> [TASK DIRECTIONS]: The data below must be copied in full and without any change.

> [Data extracted from a collection]:
┌──

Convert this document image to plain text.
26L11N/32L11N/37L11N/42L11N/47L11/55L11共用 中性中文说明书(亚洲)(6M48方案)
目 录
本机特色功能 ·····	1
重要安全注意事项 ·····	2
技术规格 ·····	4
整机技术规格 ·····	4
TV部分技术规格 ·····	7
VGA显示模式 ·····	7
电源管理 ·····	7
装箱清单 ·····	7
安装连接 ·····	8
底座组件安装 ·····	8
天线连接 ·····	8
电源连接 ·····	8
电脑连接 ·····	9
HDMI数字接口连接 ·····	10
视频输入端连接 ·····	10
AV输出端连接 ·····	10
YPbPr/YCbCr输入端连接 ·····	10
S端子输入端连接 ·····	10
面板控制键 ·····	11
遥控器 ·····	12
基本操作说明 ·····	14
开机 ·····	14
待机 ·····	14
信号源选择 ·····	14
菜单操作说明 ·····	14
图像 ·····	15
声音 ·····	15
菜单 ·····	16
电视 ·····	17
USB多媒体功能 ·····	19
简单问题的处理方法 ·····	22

└──

> [REPLY]:
Convert this document image to plain text.
26L11N/32L11N/37L11N/42L11N/47L11/55L11共用 中性中文说明书(亚洲)(6M48方案)
目 录
本机特色功能 ·····	1
重要安全注意事项 ·····	2
技术规格 ·····	4
整机技术规格 ·····	4
TV部分技术规格 ·····	7
VGA显示模式 ·····	7
电源管理 ·····	7
装箱清单 ·····	7
安装连接 ·····	8
底座组件安装 ·····	8
天线连接 ·····	8
电源连接 ·····	8
电脑连接 ·····	9
HDMI数字接口连接 ·····	10
视频输入端连接 ·····	10
AV输出端连接 ·····	10
YPbPr/YCbCr输入端连接 ·····	10
S端子输入端连接 ·····	10
面板控制键 ·····	11
遥控器 ·····	12
基本操作说明 ·····	14
开机 ·····	14
待机 ·····	14
信号源选择 ·····	14
菜单操作说明 ·····	14
图像 ·····	15
声音 ·····	15
菜单 ·····	16
电视 ·····	17
USB多媒体功能 ·····	19
简单问题的处理方法 ·····	22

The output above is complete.